===== Records =====

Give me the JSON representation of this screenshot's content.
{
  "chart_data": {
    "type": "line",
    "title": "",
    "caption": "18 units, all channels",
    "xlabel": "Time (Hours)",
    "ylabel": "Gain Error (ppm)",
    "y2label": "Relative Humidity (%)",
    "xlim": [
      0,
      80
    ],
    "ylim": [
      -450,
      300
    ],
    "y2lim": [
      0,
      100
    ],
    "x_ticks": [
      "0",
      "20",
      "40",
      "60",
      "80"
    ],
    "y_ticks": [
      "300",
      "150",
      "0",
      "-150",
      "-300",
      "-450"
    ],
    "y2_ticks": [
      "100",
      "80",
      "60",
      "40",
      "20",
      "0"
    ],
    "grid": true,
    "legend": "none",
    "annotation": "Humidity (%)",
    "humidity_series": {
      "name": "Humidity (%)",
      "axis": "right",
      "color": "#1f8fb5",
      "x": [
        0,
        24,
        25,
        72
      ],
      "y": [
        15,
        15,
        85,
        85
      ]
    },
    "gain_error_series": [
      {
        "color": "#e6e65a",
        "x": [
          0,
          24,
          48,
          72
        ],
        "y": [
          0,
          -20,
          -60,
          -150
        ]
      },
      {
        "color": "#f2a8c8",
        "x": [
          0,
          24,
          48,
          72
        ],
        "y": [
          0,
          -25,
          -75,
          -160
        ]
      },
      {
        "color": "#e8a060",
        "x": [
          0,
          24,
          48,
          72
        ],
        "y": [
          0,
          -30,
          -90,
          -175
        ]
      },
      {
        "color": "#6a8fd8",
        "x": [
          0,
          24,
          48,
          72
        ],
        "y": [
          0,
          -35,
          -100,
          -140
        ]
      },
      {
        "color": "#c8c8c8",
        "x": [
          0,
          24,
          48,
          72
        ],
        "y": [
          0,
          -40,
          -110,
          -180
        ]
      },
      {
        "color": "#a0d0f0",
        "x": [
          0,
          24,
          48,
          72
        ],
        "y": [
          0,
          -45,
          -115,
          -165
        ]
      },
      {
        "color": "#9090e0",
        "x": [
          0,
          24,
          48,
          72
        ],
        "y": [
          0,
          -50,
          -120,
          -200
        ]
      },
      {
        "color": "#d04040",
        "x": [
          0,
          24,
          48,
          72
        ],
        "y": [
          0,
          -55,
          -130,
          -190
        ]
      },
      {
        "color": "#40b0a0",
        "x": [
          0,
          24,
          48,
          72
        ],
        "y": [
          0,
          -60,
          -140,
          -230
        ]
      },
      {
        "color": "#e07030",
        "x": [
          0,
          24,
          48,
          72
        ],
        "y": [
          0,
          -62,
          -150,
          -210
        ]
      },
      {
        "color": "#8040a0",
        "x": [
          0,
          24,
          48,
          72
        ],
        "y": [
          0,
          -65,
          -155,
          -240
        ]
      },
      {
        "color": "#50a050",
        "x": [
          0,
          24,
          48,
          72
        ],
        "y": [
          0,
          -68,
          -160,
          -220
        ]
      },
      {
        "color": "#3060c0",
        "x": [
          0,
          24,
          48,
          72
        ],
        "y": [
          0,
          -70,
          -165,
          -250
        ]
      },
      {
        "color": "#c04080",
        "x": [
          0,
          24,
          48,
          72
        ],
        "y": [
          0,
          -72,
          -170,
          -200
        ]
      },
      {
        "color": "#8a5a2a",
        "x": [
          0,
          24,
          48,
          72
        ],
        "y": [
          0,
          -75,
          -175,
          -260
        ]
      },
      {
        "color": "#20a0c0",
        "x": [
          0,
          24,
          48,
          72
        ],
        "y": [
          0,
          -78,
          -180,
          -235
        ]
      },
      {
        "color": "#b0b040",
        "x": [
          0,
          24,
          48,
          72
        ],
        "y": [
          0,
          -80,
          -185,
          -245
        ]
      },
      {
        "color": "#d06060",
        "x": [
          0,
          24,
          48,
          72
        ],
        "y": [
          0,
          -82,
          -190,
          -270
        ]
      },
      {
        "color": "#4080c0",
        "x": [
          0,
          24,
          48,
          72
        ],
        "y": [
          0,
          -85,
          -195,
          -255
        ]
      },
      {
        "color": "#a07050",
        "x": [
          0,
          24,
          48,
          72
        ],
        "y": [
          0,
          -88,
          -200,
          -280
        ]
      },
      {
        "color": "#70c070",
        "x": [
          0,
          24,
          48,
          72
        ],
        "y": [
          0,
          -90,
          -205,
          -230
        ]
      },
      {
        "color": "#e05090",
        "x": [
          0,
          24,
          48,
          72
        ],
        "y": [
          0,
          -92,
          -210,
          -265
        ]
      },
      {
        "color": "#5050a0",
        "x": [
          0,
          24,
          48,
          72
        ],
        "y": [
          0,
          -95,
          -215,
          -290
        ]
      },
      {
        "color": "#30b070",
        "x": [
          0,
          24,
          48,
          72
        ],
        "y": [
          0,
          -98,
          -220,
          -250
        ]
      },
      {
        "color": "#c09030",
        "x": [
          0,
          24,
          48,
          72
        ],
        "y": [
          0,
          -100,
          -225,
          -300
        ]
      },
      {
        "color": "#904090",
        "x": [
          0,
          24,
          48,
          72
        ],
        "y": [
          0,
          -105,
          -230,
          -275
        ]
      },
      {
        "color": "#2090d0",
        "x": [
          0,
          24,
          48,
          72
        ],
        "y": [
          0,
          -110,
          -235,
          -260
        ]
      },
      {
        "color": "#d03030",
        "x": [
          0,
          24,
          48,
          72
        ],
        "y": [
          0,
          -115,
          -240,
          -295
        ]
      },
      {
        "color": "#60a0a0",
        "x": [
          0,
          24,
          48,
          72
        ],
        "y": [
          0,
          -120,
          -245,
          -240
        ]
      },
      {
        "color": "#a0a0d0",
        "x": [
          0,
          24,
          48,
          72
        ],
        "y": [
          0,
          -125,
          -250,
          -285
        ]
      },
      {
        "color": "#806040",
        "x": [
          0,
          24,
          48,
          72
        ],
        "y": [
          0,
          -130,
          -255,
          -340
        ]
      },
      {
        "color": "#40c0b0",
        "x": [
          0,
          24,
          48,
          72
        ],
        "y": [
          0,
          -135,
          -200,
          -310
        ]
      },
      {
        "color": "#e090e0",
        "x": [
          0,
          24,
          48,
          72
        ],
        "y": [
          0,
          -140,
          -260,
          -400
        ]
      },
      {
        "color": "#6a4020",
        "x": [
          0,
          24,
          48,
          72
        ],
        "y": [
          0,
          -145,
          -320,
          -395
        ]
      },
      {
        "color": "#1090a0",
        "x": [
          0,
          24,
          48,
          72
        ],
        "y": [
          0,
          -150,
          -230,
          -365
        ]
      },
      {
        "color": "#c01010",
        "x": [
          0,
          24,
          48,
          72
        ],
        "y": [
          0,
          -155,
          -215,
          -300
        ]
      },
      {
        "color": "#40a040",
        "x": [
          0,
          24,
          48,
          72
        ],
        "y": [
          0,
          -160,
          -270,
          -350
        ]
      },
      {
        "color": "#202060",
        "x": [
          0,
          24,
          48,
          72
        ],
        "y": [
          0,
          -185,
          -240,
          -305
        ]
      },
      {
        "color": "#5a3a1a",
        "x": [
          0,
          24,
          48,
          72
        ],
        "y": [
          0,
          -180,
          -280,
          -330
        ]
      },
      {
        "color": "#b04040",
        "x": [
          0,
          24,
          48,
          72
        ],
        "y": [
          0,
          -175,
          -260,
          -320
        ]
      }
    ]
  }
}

=====

- **Direction**
Your task is to retype all the records above with nothing left out.

- **Answer in full**
Give me the JSON representation of this screenshot's content.
{
  "chart_data": {
    "type": "line",
    "title": "",
    "caption": "18 units, all channels",
    "xlabel": "Time (Hours)",
    "ylabel": "Gain Error (ppm)",
    "y2label": "Relative Humidity (%)",
    "xlim": [
      0,
      80
    ],
    "ylim": [
      -450,
      300
    ],
    "y2lim": [
      0,
      100
    ],
    "x_ticks": [
      "0",
      "20",
      "40",
      "60",
      "80"
    ],
    "y_ticks": [
      "300",
      "150",
      "0",
      "-150",
      "-300",
      "-450"
    ],
    "y2_ticks": [
      "100",
      "80",
      "60",
      "40",
      "20",
      "0"
    ],
    "grid": true,
    "legend": "none",
    "annotation": "Humidity (%)",
    "humidity_series": {
      "name": "Humidity (%)",
      "axis": "right",
      "color": "#1f8fb5",
      "x": [
        0,
        24,
        25,
        72
      ],
      "y": [
        15,
        15,
        85,
        85
      ]
    },
    "gain_error_series": [
      {
        "color": "#e6e65a",
        "x": [
          0,
          24,
          48,
          72
        ],
        "y": [
          0,
          -20,
          -60,
          -150
        ]
      },
      {
        "color": "#f2a8c8",
        "x": [
          0,
          24,
          48,
          72
        ],
        "y": [
          0,
          -25,
          -75,
          -160
        ]
      },
      {
        "color": "#e8a060",
        "x": [
          0,
          24,
          48,
          72
        ],
        "y": [
          0,
          -30,
          -90,
          -175
        ]
      },
      {
        "color": "#6a8fd8",
        "x": [
          0,
          24,
          48,
          72
        ],
        "y": [
          0,
          -35,
          -100,
          -140
        ]
      },
      {
        "color": "#c8c8c8",
        "x": [
          0,
          24,
          48,
          72
        ],
        "y": [
          0,
          -40,
          -110,
          -180
        ]
      },
      {
        "color": "#a0d0f0",
        "x": [
          0,
          24,
          48,
          72
        ],
        "y": [
          0,
          -45,
          -115,
          -165
        ]
      },
      {
        "color": "#9090e0",
        "x": [
          0,
          24,
          48,
          72
        ],
        "y": [
          0,
          -50,
          -120,
          -200
        ]
      },
      {
        "color": "#d04040",
        "x": [
          0,
          24,
          48,
          72
        ],
        "y": [
          0,
          -55,
          -130,
          -190
        ]
      },
      {
        "color": "#40b0a0",
        "x": [
          0,
          24,
          48,
          72
        ],
        "y": [
          0,
          -60,
          -140,
          -230
        ]
      },
      {
        "color": "#e07030",
        "x": [
          0,
          24,
          48,
          72
        ],
        "y": [
          0,
          -62,
          -150,
          -210
        ]
      },
      {
        "color": "#8040a0",
        "x": [
          0,
          24,
          48,
          72
        ],
        "y": [
          0,
          -65,
          -155,
          -240
        ]
      },
      {
        "color": "#50a050",
        "x": [
          0,
          24,
          48,
          72
        ],
        "y": [
          0,
          -68,
          -160,
          -220
        ]
      },
      {
        "color": "#3060c0",
        "x": [
          0,
          24,
          48,
          72
        ],
        "y": [
          0,
          -70,
          -165,
          -250
        ]
      },
      {
        "color": "#c04080",
        "x": [
          0,
          24,
          48,
          72
        ],
        "y": [
          0,
          -72,
          -170,
          -200
        ]
      },
      {
        "color": "#8a5a2a",
        "x": [
          0,
          24,
          48,
          72
        ],
        "y": [
          0,
          -75,
          -175,
          -260
        ]
      },
      {
        "color": "#20a0c0",
        "x": [
          0,
          24,
          48,
          72
        ],
        "y": [
          0,
          -78,
          -180,
          -235
        ]
      },
      {
        "color": "#b0b040",
        "x": [
          0,
          24,
          48,
          72
        ],
        "y": [
          0,
          -80,
          -185,
          -245
        ]
      },
      {
        "color": "#d06060",
        "x": [
          0,
          24,
          48,
          72
        ],
        "y": [
          0,
          -82,
          -190,
          -270
        ]
      },
      {
        "color": "#4080c0",
        "x": [
          0,
          24,
          48,
          72
        ],
        "y": [
          0,
          -85,
          -195,
          -255
        ]
      },
      {
        "color": "#a07050",
        "x": [
          0,
          24,
          48,
          72
        ],
        "y": [
          0,
          -88,
          -200,
          -280
        ]
      },
      {
        "color": "#70c070",
        "x": [
          0,
          24,
          48,
          72
        ],
        "y": [
          0,
          -90,
          -205,
          -230
        ]
      },
      {
        "color": "#e05090",
        "x": [
          0,
          24,
          48,
          72
        ],
        "y": [
          0,
          -92,
          -210,
          -265
        ]
      },
      {
        "color": "#5050a0",
        "x": [
          0,
          24,
          48,
          72
        ],
        "y": [
          0,
          -95,
          -215,
          -290
        ]
      },
      {
        "color": "#30b070",
        "x": [
          0,
          24,
          48,
          72
        ],
        "y": [
          0,
          -98,
          -220,
          -250
        ]
      },
      {
        "color": "#c09030",
        "x": [
          0,
          24,
          48,
          72
        ],
        "y": [
          0,
          -100,
          -225,
          -300
        ]
      },
      {
        "color": "#904090",
        "x": [
          0,
          24,
          48,
          72
        ],
        "y": [
          0,
          -105,
          -230,
          -275
        ]
      },
      {
        "color": "#2090d0",
        "x": [
          0,
          24,
          48,
          72
        ],
        "y": [
          0,
          -110,
          -235,
          -260
        ]
      },
      {
        "color": "#d03030",
        "x": [
          0,
          24,
          48,
          72
        ],
        "y": [
          0,
          -115,
          -240,
          -295
        ]
      },
      {
        "color": "#60a0a0",
        "x": [
          0,
          24,
          48,
          72
        ],
        "y": [
          0,
          -120,
          -245,
          -240
        ]
      },
      {
        "color": "#a0a0d0",
        "x": [
          0,
          24,
          48,
          72
        ],
        "y": [
          0,
          -125,
          -250,
          -285
        ]
      },
      {
        "color": "#806040",
        "x": [
          0,
          24,
          48,
          72
        ],
        "y": [
          0,
          -130,
          -255,
          -340
        ]
      },
      {
        "color": "#40c0b0",
        "x": [
          0,
          24,
          48,
          72
        ],
        "y": [
          0,
          -135,
          -200,
          -310
        ]
      },
      {
        "color": "#e090e0",
        "x": [
          0,
          24,
          48,
          72
        ],
        "y": [
          0,
          -140,
          -260,
          -400
        ]
      },
      {
        "color": "#6a4020",
        "x": [
          0,
          24,
          48,
          72
        ],
        "y": [
          0,
          -145,
          -320,
          -395
        ]
      },
      {
        "color": "#1090a0",
        "x": [
          0,
          24,
          48,
          72
        ],
        "y": [
          0,
          -150,
          -230,
          -365
        ]
      },
      {
        "color": "#c01010",
        "x": [
          0,
          24,
          48,
          72
        ],
        "y": [
          0,
          -155,
          -215,
          -300
        ]
      },
      {
        "color": "#40a040",
        "x": [
          0,
          24,
          48,
          72
        ],
        "y": [
          0,
          -160,
          -270,
          -350
        ]
      },
      {
        "color": "#202060",
        "x": [
          0,
          24,
          48,
          72
        ],
        "y": [
          0,
          -185,
          -240,
          -305
        ]
      },
      {
        "color": "#5a3a1a",
        "x": [
          0,
          24,
          48,
          72
        ],
        "y": [
          0,
          -180,
          -280,
          -330
        ]
      },
      {
        "color": "#b04040",
        "x": [
          0,
          24,
          48,
          72
        ],
        "y": [
          0,
          -175,
          -260,
          -320
        ]
      }
    ]
  }
}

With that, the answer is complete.